-- begin RECORDS TO USE --
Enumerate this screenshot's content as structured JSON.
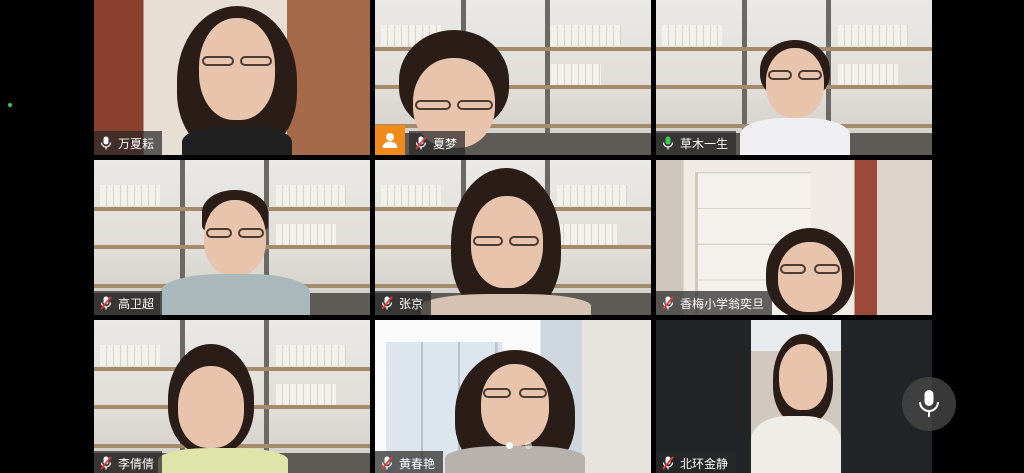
{
  "participants": [
    {
      "name": "万夏耘",
      "mic": "on",
      "active": true
    },
    {
      "name": "夏梦",
      "mic": "muted",
      "active": false
    },
    {
      "name": "草木一生",
      "mic": "on",
      "active": false
    },
    {
      "name": "高卫超",
      "mic": "muted",
      "active": false
    },
    {
      "name": "张京",
      "mic": "muted",
      "active": false
    },
    {
      "name": "香梅小学翁奕旦",
      "mic": "muted",
      "active": false
    },
    {
      "name": "李倩倩",
      "mic": "muted",
      "active": false
    },
    {
      "name": "黄春艳",
      "mic": "muted",
      "active": false
    },
    {
      "name": "北环金静",
      "mic": "muted",
      "active": false
    }
  ],
  "icons": {
    "mic_on": "microphone-icon",
    "mic_muted": "microphone-muted-icon",
    "avatar": "user-avatar-icon",
    "floating": "microphone-icon"
  },
  "pager": {
    "pages": 2,
    "current": 1
  },
  "colors": {
    "active_border": "#39d05a",
    "muted_red": "#e23b3b",
    "avatar_orange": "#f08a1a",
    "background": "#000000"
  }
}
-- end RECORDS TO USE --
EXERCISE:
Take the records above and transcribe them exactly, dropping every picture.

EXERCISE RESULT:
Enumerate this screenshot's content as structured JSON.
{
  "participants": [
    {
      "name": "万夏耘",
      "mic": "on",
      "active": true
    },
    {
      "name": "夏梦",
      "mic": "muted",
      "active": false
    },
    {
      "name": "草木一生",
      "mic": "on",
      "active": false
    },
    {
      "name": "高卫超",
      "mic": "muted",
      "active": false
    },
    {
      "name": "张京",
      "mic": "muted",
      "active": false
    },
    {
      "name": "香梅小学翁奕旦",
      "mic": "muted",
      "active": false
    },
    {
      "name": "李倩倩",
      "mic": "muted",
      "active": false
    },
    {
      "name": "黄春艳",
      "mic": "muted",
      "active": false
    },
    {
      "name": "北环金静",
      "mic": "muted",
      "active": false
    }
  ],
  "icons": {
    "mic_on": "microphone-icon",
    "mic_muted": "microphone-muted-icon",
    "avatar": "user-avatar-icon",
    "floating": "microphone-icon"
  },
  "pager": {
    "pages": 2,
    "current": 1
  },
  "colors": {
    "active_border": "#39d05a",
    "muted_red": "#e23b3b",
    "avatar_orange": "#f08a1a",
    "background": "#000000"
  }
}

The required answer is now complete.